[Exercise material]
::::::::

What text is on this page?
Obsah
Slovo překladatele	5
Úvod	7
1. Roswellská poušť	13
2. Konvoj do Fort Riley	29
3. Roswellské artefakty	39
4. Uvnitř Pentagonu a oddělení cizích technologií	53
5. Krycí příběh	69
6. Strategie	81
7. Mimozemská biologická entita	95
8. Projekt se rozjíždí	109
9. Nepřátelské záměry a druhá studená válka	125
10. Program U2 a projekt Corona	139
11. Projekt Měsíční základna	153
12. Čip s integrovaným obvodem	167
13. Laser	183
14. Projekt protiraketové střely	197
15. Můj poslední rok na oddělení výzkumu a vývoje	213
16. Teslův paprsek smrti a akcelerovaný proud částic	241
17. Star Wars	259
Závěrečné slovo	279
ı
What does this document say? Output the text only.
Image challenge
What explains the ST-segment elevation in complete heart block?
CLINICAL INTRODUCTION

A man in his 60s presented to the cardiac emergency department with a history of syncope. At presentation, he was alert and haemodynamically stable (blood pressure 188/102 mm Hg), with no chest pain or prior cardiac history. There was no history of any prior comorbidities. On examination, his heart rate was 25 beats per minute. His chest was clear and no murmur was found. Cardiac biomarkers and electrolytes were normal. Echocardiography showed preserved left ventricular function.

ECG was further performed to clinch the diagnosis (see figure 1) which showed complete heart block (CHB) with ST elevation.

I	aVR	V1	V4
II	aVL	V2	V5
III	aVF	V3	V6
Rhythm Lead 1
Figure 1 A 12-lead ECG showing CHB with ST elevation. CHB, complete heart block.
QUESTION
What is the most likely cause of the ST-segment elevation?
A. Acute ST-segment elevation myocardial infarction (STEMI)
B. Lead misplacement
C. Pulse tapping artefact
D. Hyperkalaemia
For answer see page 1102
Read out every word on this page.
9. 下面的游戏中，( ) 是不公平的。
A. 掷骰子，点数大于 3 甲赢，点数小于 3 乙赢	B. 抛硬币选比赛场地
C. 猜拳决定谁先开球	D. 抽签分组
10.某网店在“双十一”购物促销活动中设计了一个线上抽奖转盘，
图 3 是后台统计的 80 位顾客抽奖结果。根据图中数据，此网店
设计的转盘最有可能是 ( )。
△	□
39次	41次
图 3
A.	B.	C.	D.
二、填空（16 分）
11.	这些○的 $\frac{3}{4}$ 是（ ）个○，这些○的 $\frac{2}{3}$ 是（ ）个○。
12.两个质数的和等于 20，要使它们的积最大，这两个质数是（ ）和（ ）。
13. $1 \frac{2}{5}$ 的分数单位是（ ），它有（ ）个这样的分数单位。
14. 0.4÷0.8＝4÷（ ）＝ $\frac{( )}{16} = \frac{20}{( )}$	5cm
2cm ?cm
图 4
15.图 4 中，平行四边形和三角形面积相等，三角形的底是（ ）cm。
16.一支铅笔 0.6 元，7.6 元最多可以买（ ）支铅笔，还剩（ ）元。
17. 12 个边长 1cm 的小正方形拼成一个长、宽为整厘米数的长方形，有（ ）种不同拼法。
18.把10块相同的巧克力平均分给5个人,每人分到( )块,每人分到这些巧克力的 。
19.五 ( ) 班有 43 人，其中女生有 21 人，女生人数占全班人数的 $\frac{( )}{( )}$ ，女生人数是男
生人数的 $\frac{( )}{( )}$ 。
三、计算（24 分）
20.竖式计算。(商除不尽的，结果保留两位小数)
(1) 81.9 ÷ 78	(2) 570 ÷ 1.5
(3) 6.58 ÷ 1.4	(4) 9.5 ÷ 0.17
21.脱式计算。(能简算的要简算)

::::::::

Repeat exactly the lines from the line containing "Read out every word on this page." through the end of the listing above; both boundary lines are part of the output.

Read out every word on this page.
9. 下面的游戏中，( ) 是不公平的。
A. 掷骰子，点数大于 3 甲赢，点数小于 3 乙赢	B. 抛硬币选比赛场地
C. 猜拳决定谁先开球	D. 抽签分组
10.某网店在“双十一”购物促销活动中设计了一个线上抽奖转盘，
图 3 是后台统计的 80 位顾客抽奖结果。根据图中数据，此网店
设计的转盘最有可能是 ( )。
△	□
39次	41次
图 3
A.	B.	C.	D.
二、填空（16 分）
11.	这些○的 $\frac{3}{4}$ 是（ ）个○，这些○的 $\frac{2}{3}$ 是（ ）个○。
12.两个质数的和等于 20，要使它们的积最大，这两个质数是（ ）和（ ）。
13. $1 \frac{2}{5}$ 的分数单位是（ ），它有（ ）个这样的分数单位。
14. 0.4÷0.8＝4÷（ ）＝ $\frac{( )}{16} = \frac{20}{( )}$	5cm
2cm ?cm
图 4
15.图 4 中，平行四边形和三角形面积相等，三角形的底是（ ）cm。
16.一支铅笔 0.6 元，7.6 元最多可以买（ ）支铅笔，还剩（ ）元。
17. 12 个边长 1cm 的小正方形拼成一个长、宽为整厘米数的长方形，有（ ）种不同拼法。
18.把10块相同的巧克力平均分给5个人,每人分到( )块,每人分到这些巧克力的 。
19.五 ( ) 班有 43 人，其中女生有 21 人，女生人数占全班人数的 $\frac{( )}{( )}$ ，女生人数是男
生人数的 $\frac{( )}{( )}$ 。
三、计算（24 分）
20.竖式计算。(商除不尽的，结果保留两位小数)
(1) 81.9 ÷ 78	(2) 570 ÷ 1.5
(3) 6.58 ÷ 1.4	(4) 9.5 ÷ 0.17
21.脱式计算。(能简算的要简算)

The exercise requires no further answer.